======== Material for this exercise ========
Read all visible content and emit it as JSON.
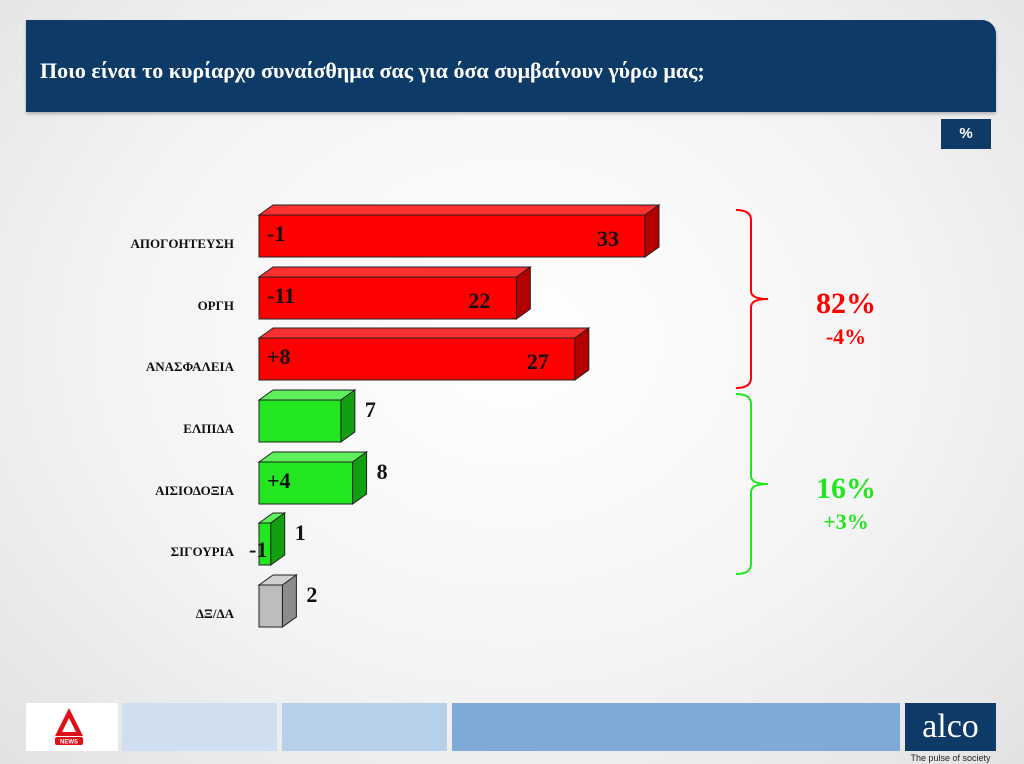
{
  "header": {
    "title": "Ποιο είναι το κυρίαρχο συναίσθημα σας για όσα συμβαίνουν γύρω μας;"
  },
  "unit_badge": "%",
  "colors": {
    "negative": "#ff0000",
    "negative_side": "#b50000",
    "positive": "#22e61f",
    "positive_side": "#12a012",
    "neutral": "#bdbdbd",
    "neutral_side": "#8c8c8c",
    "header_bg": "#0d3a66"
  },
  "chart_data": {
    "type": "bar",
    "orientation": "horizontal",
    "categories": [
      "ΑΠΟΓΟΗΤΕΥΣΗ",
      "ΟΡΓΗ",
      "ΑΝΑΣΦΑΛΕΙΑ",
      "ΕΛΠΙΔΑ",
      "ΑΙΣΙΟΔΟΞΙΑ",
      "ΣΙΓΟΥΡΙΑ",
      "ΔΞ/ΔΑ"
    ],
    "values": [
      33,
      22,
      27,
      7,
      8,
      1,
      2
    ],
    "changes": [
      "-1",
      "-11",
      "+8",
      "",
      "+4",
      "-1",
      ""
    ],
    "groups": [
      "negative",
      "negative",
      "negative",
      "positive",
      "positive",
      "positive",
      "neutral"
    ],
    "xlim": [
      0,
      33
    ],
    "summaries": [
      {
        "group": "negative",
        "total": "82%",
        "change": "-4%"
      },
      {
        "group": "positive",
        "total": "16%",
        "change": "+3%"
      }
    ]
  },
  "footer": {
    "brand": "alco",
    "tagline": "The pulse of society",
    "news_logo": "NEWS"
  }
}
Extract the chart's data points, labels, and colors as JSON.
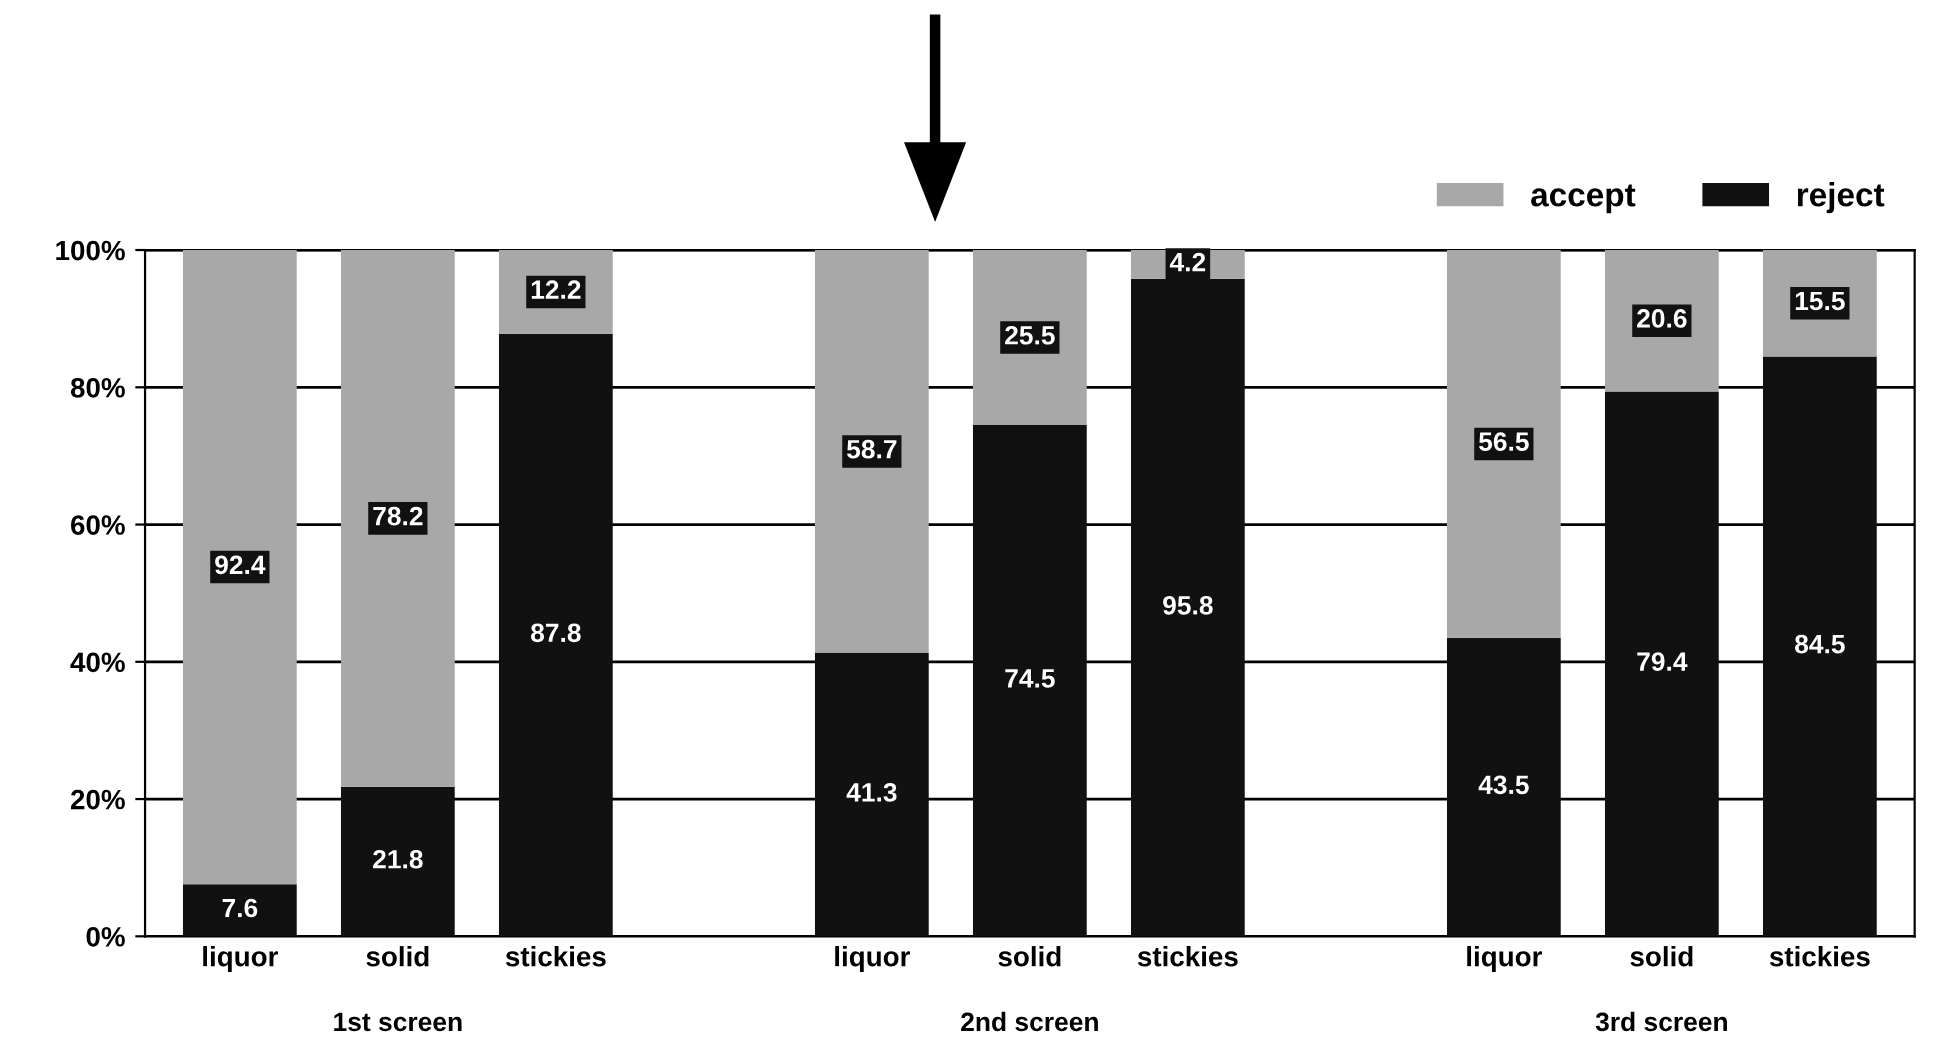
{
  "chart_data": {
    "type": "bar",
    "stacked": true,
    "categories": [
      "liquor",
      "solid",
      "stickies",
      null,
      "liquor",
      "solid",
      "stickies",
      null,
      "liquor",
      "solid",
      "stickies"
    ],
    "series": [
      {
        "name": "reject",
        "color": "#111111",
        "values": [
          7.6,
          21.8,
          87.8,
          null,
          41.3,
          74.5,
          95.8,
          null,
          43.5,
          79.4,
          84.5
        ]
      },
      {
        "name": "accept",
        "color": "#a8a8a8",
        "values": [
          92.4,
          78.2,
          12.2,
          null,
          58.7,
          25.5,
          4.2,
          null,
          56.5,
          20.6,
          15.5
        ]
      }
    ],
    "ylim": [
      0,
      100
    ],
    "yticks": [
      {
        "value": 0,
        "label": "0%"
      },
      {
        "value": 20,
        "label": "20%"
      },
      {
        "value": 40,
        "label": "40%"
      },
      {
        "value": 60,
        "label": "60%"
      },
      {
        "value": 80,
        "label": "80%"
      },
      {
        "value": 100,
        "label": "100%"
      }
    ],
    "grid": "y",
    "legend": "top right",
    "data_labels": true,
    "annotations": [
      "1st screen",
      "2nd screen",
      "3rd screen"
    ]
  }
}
========
### What is expected
Among the lines of the material, find those that hold the word "colors" and copy them.

### Reply to the task
  "colors": {
Extract the chart's data points, labels, and colors as JSON.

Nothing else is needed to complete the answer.